EXERCISE GOAL: Which lines hold the word "title"? Copy each one.

Stored data

(begin)

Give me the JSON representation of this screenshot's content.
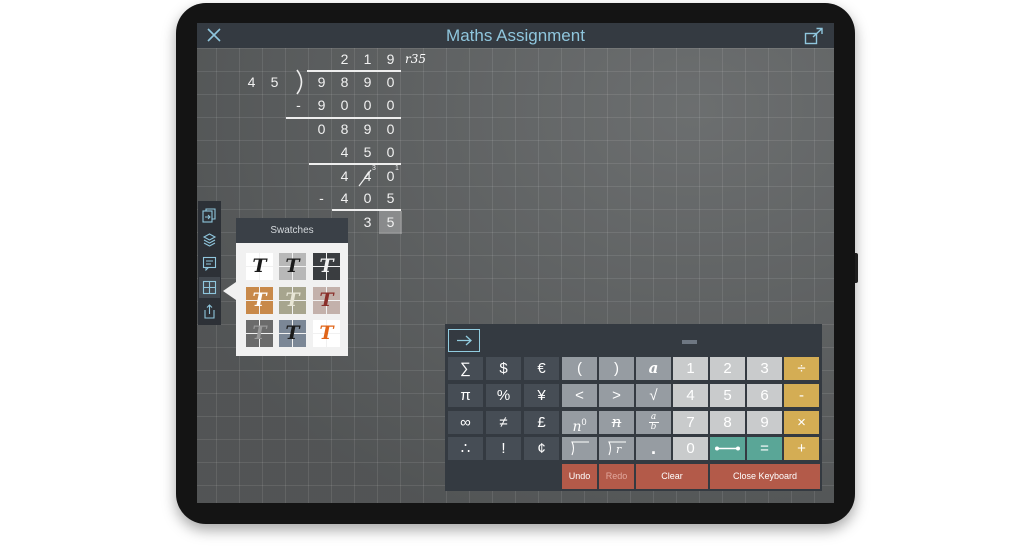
{
  "app": {
    "title": "Maths Assignment",
    "close_icon": "close-icon",
    "share_icon": "share-icon"
  },
  "division": {
    "quotient": [
      "2",
      "1",
      "9"
    ],
    "remainder_label": "r35",
    "divisor": [
      "4",
      "5"
    ],
    "dividend": [
      "9",
      "8",
      "9",
      "0"
    ],
    "rows": [
      [
        "-",
        "9",
        "0",
        "0",
        "0"
      ],
      [
        "0",
        "8",
        "9",
        "0"
      ],
      [
        "4",
        "5",
        "0"
      ],
      [
        "4",
        "4",
        "0"
      ],
      [
        "-",
        "4",
        "0",
        "5"
      ],
      [
        "3",
        "5"
      ]
    ],
    "superscripts": [
      "3",
      "1"
    ]
  },
  "sidebar": {
    "icons": [
      "pages-icon",
      "layers-icon",
      "notes-icon",
      "grid-icon",
      "export-icon"
    ],
    "active": "grid-icon"
  },
  "swatches": {
    "title": "Swatches",
    "glyph": "T",
    "items": [
      {
        "bg": [
          "#ffffff",
          "#ffffff",
          "#ffffff",
          "#ffffff"
        ],
        "fg": "#1a1a1a"
      },
      {
        "bg": [
          "#b8b8b8",
          "#b8b8b8",
          "#b8b8b8",
          "#b8b8b8"
        ],
        "fg": "#1a1a1a"
      },
      {
        "bg": [
          "#3a3d40",
          "#3a3d40",
          "#3a3d40",
          "#3a3d40"
        ],
        "fg": "#f2f2f2"
      },
      {
        "bg": [
          "#c8894a",
          "#c8894a",
          "#c8894a",
          "#c8894a"
        ],
        "fg": "#ffffff"
      },
      {
        "bg": [
          "#a7a58e",
          "#a7a58e",
          "#a7a58e",
          "#a7a58e"
        ],
        "fg": "#e8e6d6"
      },
      {
        "bg": [
          "#c3b1ab",
          "#c3b1ab",
          "#c3b1ab",
          "#c3b1ab"
        ],
        "fg": "#8a2f2a"
      },
      {
        "bg": [
          "#6b6b6b",
          "#6b6b6b",
          "#6b6b6b",
          "#6b6b6b"
        ],
        "fg": "#9a9a9a"
      },
      {
        "bg": [
          "#7b8796",
          "#7b8796",
          "#7b8796",
          "#7b8796"
        ],
        "fg": "#1a1a1a"
      },
      {
        "bg": [
          "#ffffff",
          "#ffffff",
          "#ffffff",
          "#ffffff"
        ],
        "fg": "#e0651a"
      }
    ]
  },
  "keyboard": {
    "go_icon": "arrow-right-icon",
    "rows": [
      [
        "∑",
        "$",
        "€",
        "(",
        ")",
        "a",
        "1",
        "2",
        "3",
        "÷"
      ],
      [
        "π",
        "%",
        "¥",
        "<",
        ">",
        "√",
        "4",
        "5",
        "6",
        "-"
      ],
      [
        "∞",
        "≠",
        "£",
        "n0",
        "n/",
        "a/b",
        "7",
        "8",
        "9",
        "×"
      ],
      [
        "∴",
        "!",
        "¢",
        "root",
        "nroot",
        ".",
        "0",
        "segment",
        "=",
        "+"
      ]
    ],
    "fraction": {
      "num": "a",
      "den": "b"
    },
    "power_base": "n",
    "power_exp": "0",
    "root_var": "r",
    "undo_label": "Undo",
    "redo_label": "Redo",
    "clear_label": "Clear",
    "close_label": "Close Keyboard"
  },
  "colors": {
    "title": "#8fc6dd",
    "topbar": "#343a41",
    "operator_key": "#d4ad54",
    "equals_key": "#5aa697",
    "action_key": "#b35a49"
  }
}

(end)

SOLUTION TO THE EXERCISE:
    "title": "Maths Assignment",
    "title": "Swatches",
    "title": "#8fc6dd",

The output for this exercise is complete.